• _Written request_
Copy out the listing in full, exactly as written, but not its pictures.

• _Exercise inputs_

------------------------------

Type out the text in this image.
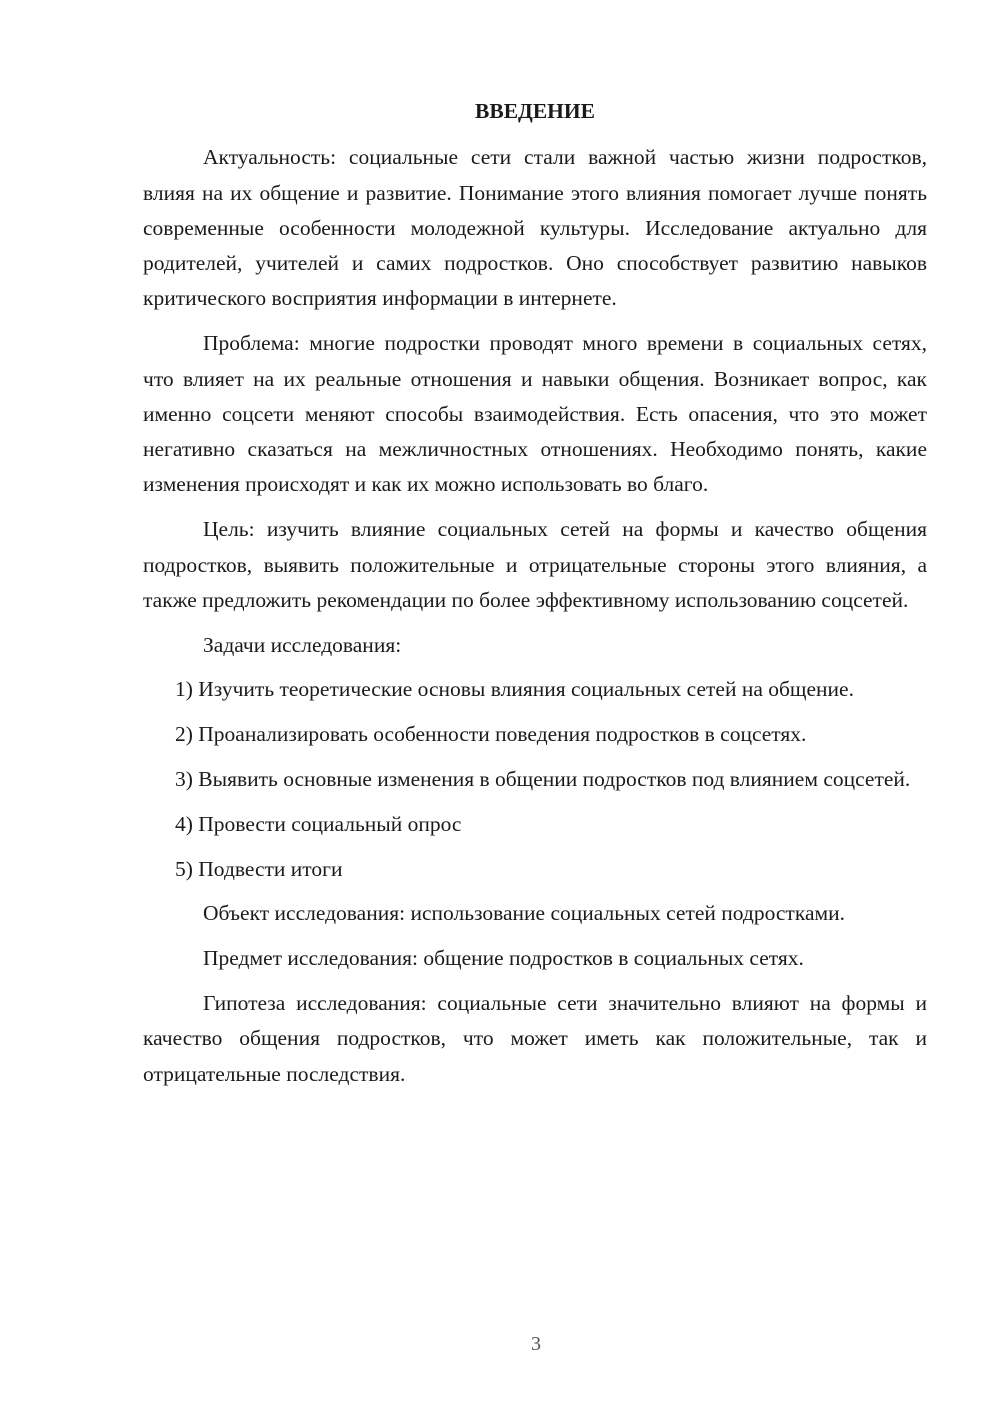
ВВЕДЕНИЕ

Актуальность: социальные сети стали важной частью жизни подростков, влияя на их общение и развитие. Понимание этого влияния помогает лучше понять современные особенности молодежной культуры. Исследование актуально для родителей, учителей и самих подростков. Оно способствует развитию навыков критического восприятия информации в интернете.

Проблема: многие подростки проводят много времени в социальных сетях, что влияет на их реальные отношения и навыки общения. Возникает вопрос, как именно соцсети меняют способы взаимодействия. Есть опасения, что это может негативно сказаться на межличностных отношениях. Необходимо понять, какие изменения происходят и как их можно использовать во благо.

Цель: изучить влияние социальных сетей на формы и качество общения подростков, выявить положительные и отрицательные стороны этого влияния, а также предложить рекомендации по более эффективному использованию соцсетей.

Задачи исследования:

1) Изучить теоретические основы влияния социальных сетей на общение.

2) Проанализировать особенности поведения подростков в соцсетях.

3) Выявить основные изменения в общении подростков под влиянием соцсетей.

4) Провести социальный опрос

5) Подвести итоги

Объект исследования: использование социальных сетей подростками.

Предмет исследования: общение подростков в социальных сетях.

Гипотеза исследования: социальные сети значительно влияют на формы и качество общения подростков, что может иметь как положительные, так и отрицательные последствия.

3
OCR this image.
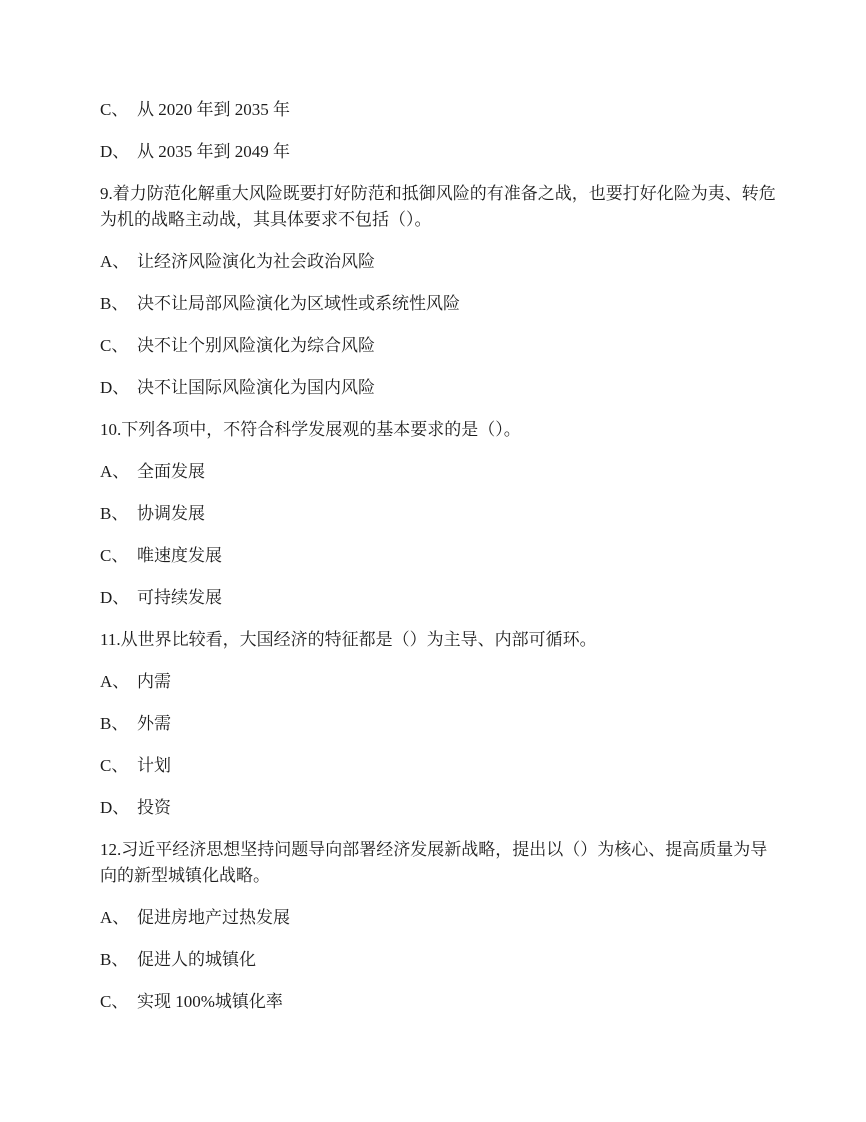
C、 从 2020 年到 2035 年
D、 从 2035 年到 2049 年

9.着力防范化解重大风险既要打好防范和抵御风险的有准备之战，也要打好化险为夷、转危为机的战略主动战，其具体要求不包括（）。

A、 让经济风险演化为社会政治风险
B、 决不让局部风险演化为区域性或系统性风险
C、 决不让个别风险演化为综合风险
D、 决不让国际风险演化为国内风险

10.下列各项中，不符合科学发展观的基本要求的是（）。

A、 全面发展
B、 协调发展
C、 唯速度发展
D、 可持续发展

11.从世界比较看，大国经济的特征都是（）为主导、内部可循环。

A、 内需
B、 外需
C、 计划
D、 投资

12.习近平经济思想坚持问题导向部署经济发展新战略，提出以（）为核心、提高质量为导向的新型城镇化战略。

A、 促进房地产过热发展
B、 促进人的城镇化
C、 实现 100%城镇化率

------------------------------

• _Response to the task_
Type out the text in this image.
ВВЕДЕНИЕ

Актуальность: социальные сети стали важной частью жизни подростков, влияя на их общение и развитие. Понимание этого влияния помогает лучше понять современные особенности молодежной культуры. Исследование актуально для родителей, учителей и самих подростков. Оно способствует развитию навыков критического восприятия информации в интернете.

Проблема: многие подростки проводят много времени в социальных сетях, что влияет на их реальные отношения и навыки общения. Возникает вопрос, как именно соцсети меняют способы взаимодействия. Есть опасения, что это может негативно сказаться на межличностных отношениях. Необходимо понять, какие изменения происходят и как их можно использовать во благо.

Цель: изучить влияние социальных сетей на формы и качество общения подростков, выявить положительные и отрицательные стороны этого влияния, а также предложить рекомендации по более эффективному использованию соцсетей.

Задачи исследования:

1) Изучить теоретические основы влияния социальных сетей на общение.

2) Проанализировать особенности поведения подростков в соцсетях.

3) Выявить основные изменения в общении подростков под влиянием соцсетей.

4) Провести социальный опрос

5) Подвести итоги

Объект исследования: использование социальных сетей подростками.

Предмет исследования: общение подростков в социальных сетях.

Гипотеза исследования: социальные сети значительно влияют на формы и качество общения подростков, что может иметь как положительные, так и отрицательные последствия.

3
OCR this image.
C、 从 2020 年到 2035 年
D、 从 2035 年到 2049 年

9.着力防范化解重大风险既要打好防范和抵御风险的有准备之战，也要打好化险为夷、转危为机的战略主动战，其具体要求不包括（）。

A、 让经济风险演化为社会政治风险
B、 决不让局部风险演化为区域性或系统性风险
C、 决不让个别风险演化为综合风险
D、 决不让国际风险演化为国内风险

10.下列各项中，不符合科学发展观的基本要求的是（）。

A、 全面发展
B、 协调发展
C、 唯速度发展
D、 可持续发展

11.从世界比较看，大国经济的特征都是（）为主导、内部可循环。

A、 内需
B、 外需
C、 计划
D、 投资

12.习近平经济思想坚持问题导向部署经济发展新战略，提出以（）为核心、提高质量为导向的新型城镇化战略。

A、 促进房地产过热发展
B、 促进人的城镇化
C、 实现 100%城镇化率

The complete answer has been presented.